-------- Selected text --------
The image.layer key has functional meaning: it’s one way to specify the image layer to include in the build.
layer
The layer section is used to specify layers to include in the build. Each key names an extra layer:
layer:
app: my-app-layer
extra: rpi-splash-screen
The key names are arbitrary - only the values matter. Lists are also supported. This is the primary mechanism for composing a build from multiple optional layers. Device and image layers can be specified here, too:
layer:
- rpi-cm5
- image-rota
packages
The packages section triggers automatic package installation into the target rootfs during the build. Each entry is either an apt package name or a path to a local .deb file on the build host.
packages:
- curl
- vim
- git
Local .deb files are specified by path and are detected by the presence of the file on the build host at the time the hook runs:
packages:
apt: curl
local1: /path/to/mypkg_1.0_arm64.deb
local2: myotherpkg_2.0_arm64.deb
Both list and mapping forms are supported. Local .deb files are installed before apt packages so that apt can satisfy any dependencies they introduce.
Absolute paths are fully supported. Relative paths are resolved from the source directory and require -S to be specified, falling back to the rpi-image-gen root directory.
Variable Sources and Precedence
The configuration system supports multiple variable sources with a clear precedence hierarchy:
| Priority | Source | Description |
|---|---|---|
1 (Highest) |
Command Line Overrides |
Variables specified after |
2 |
Configuration Files |
INI or YAML configuration files |
3 (Lowest) |
Layer Defaults |
Default values declared in layer metadata |
Command Line Overrides
Variables can be set directly on the command line as overrides after --, taking the highest precedence:
rpi-image-gen build -c config.yaml -- IGconf_device_class=pi5 IGconf_image_compression=xz
Command-line overrides are handled by the calling shell before the engine sees them.
Variable Expansion
The engine supports deferred variable expansion, meaning that it’s possible to forward-declare references to other variables. Variables are resolved in the pipeline phase rather than the config file parsing phase. Provided a variable is declared, the engine will resolve it. Values assigned to all variables must adhere to POSIX‑sh syntax.
Environment Variable Expansion
Variable values may include parameter expansion or command substitution. To be expanded by the engine, they must use one of these forms:
-
${variable} -
$(command)
Any other $ (eg, $VAR or $6$…) is treated as literal and will be escaped.
device:
name: controllerbox
rev: 2
hostname: ${IGconf_device_name}-$(uuidgen | cut -d'-' -f1)
image:
assetdir: ${WORKSPACE}/build/assets/${IGconf_device_name}-rev${IGconf_device_rev}
ssh:
pubkey_user1: ${DEPLOY}/device/baseassets/id_rsa.pub
pubkey_only: y
Care must be taken if using the command line to assign a value to a variable if the value contains spaces or newlines. Making sure the calling shell expands it into a single argument ensures the command substitution happens once and stays on one line:
rpi-image-gen build -c config.yaml -- "IGconf_ssh_pubkey_user1=$(< /path/to/.ssh/id_rsa.pub)"
--------
**Written exercise:** Can you pick up the rpi-image-gen configuration guide after its final command-line example and continue it?
-------- Material shown --------
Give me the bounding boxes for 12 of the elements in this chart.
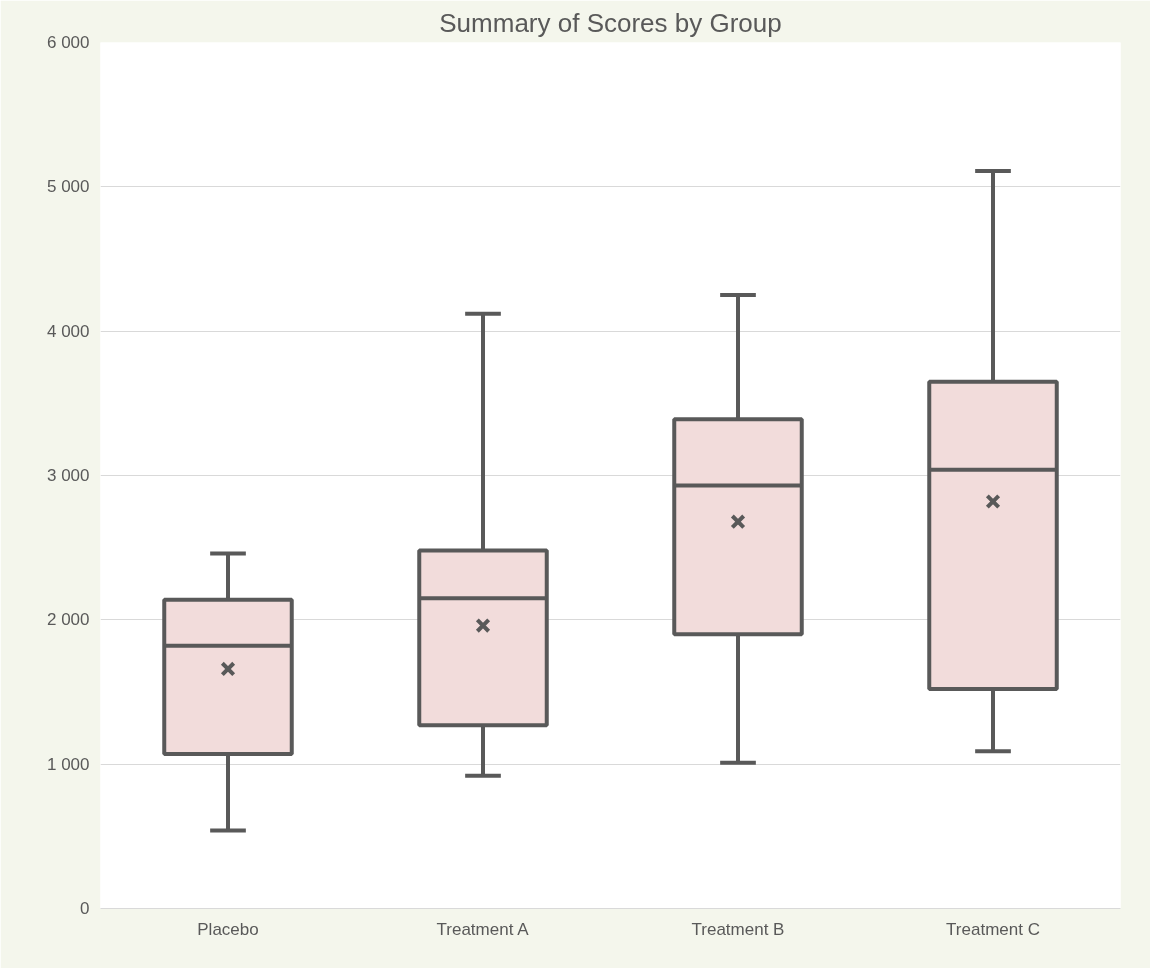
y-tick-label: 6 000: [46, 33, 90, 52]
x-tick-label: Treatment C: [946, 919, 1040, 939]
x-tick-label: Placebo: [197, 919, 259, 939]
x-tick-label: Treatment B: [691, 919, 785, 939]
y-tick-label: 3 000: [46, 466, 90, 485]
chart-title: Summary of Scores by Group: [439, 7, 782, 38]
x-tick-label: Treatment A: [436, 919, 530, 939]
y-tick-label: 2 000: [46, 610, 90, 630]
y-tick-label: 1 000: [46, 754, 90, 774]
y-tick-label: 4 000: [46, 321, 90, 341]
y-tick-label: 5 000: [46, 177, 90, 197]
y-tick-label: 0: [80, 899, 90, 918]
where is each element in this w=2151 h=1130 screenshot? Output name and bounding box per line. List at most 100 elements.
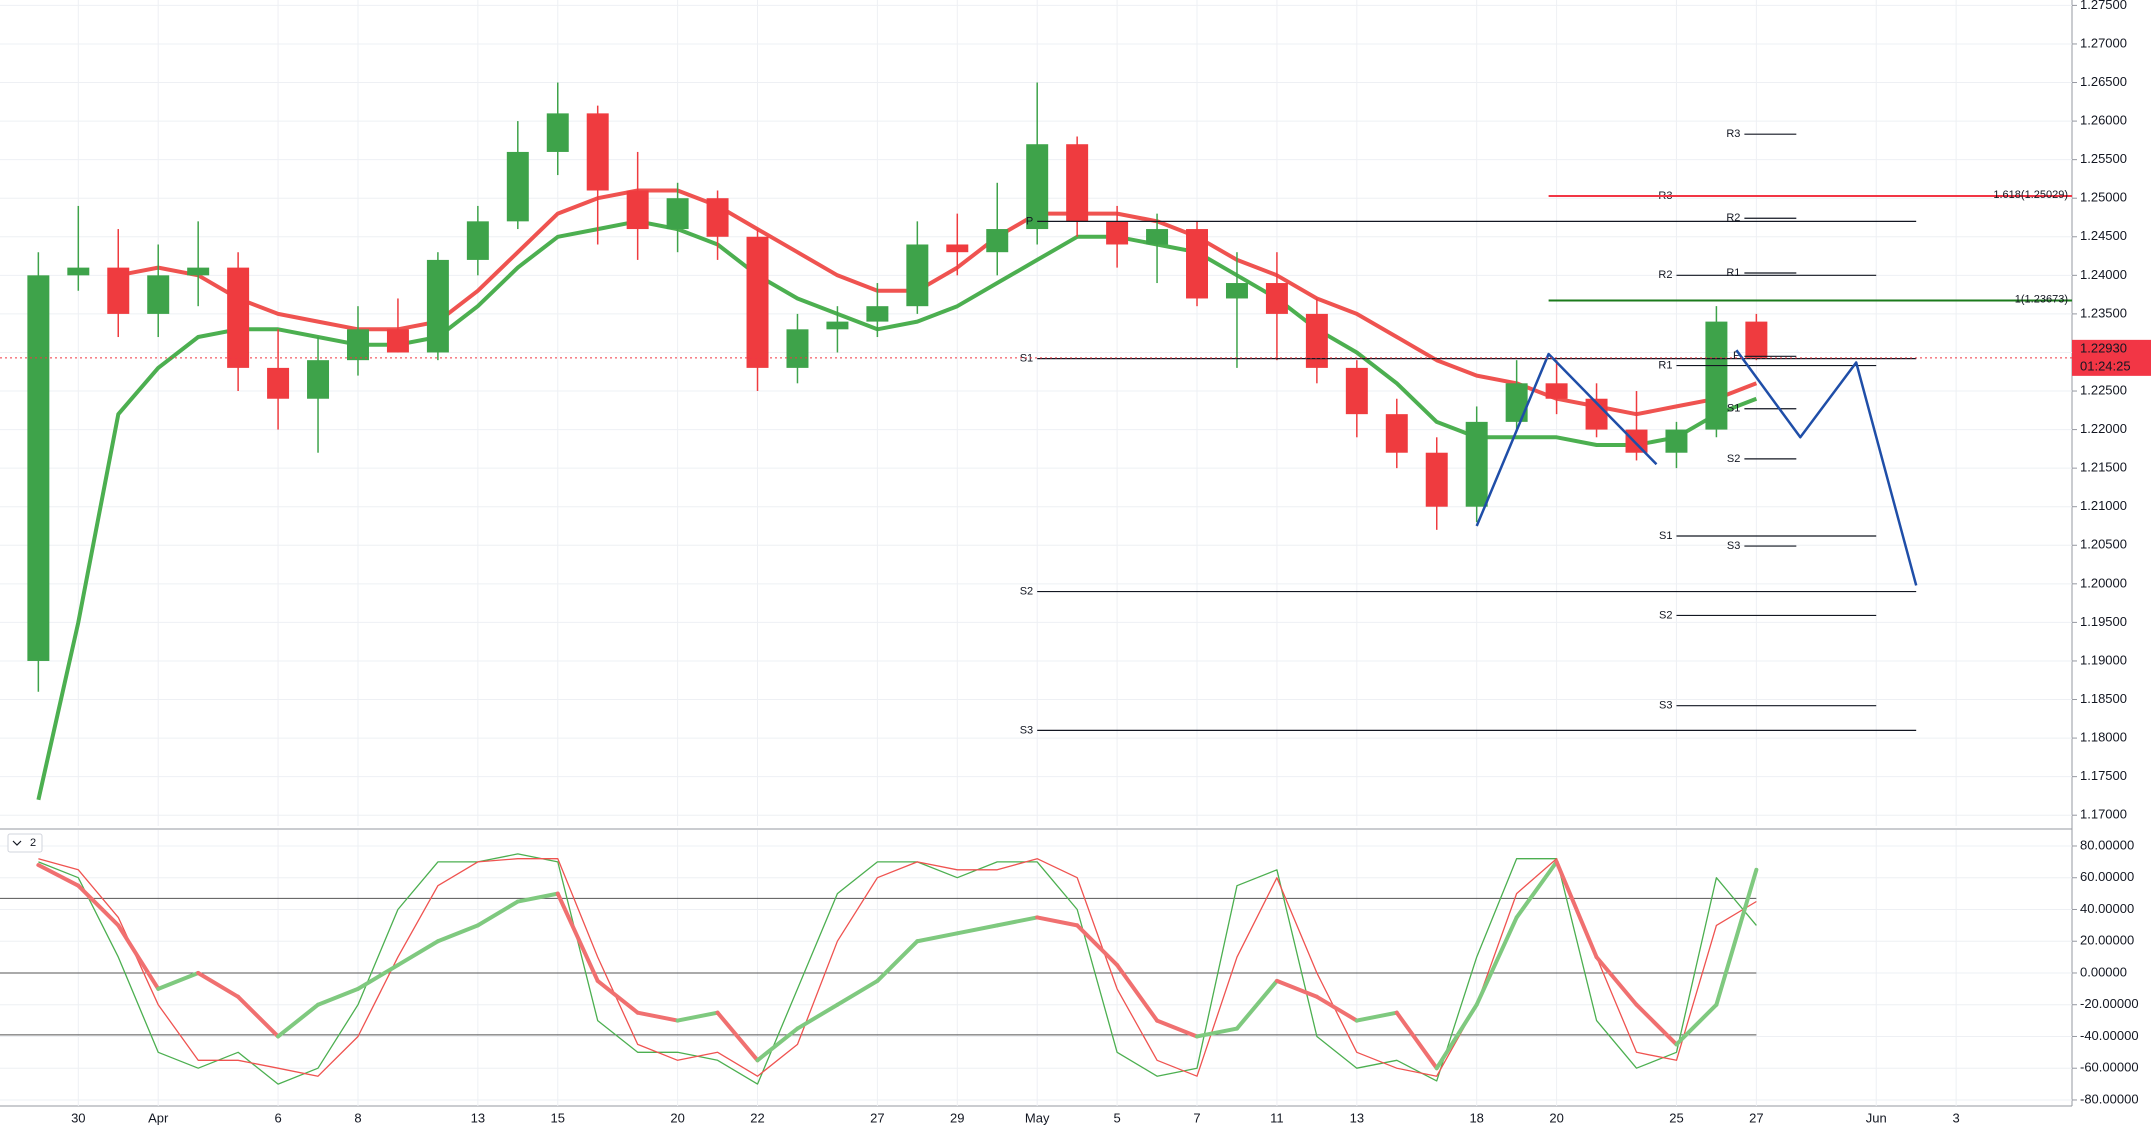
--------
**Exercise response:**
Assigning a variable and preserving the literal value can be performed using single quotes:
rpi-image-gen build -c config.yaml -- 'IGconf_ssh_pubkey_user1=$(cat /path/to/.ssh/id_rsa.pub)'
The above yield identical results in the build configuration for the value of IGconf_ssh_pubkey_user1. The difference is that the first expands the value immediately upon assignment using the calling shell (eg Bash) before engine processing. The second keeps the literal text, which is expanded during engine processing using POSIX-sh.
Expansion Context
Variables are resolved after configuration parsing and layer assembly, and then expanded. Expansion is performed with a strict policy using /bin/sh with POSIXLY_CORRECT=1 under set -eu in a 'clean room' environment. This means:
-
errexit (set -e): Exit immediately if any command returns a non-zero exit status, including when variable expansion fails or returns an error.
-
nounset (set -u): Treat unset variables as errors during expansion - attempting to expand a variable that hasn’t been set will exit with an error instead of expanding to an empty string.
-
When these are combined, variable expansion is strict and fails quickly. Any attempt to expand an undefined variable will cause the build to exit immediately.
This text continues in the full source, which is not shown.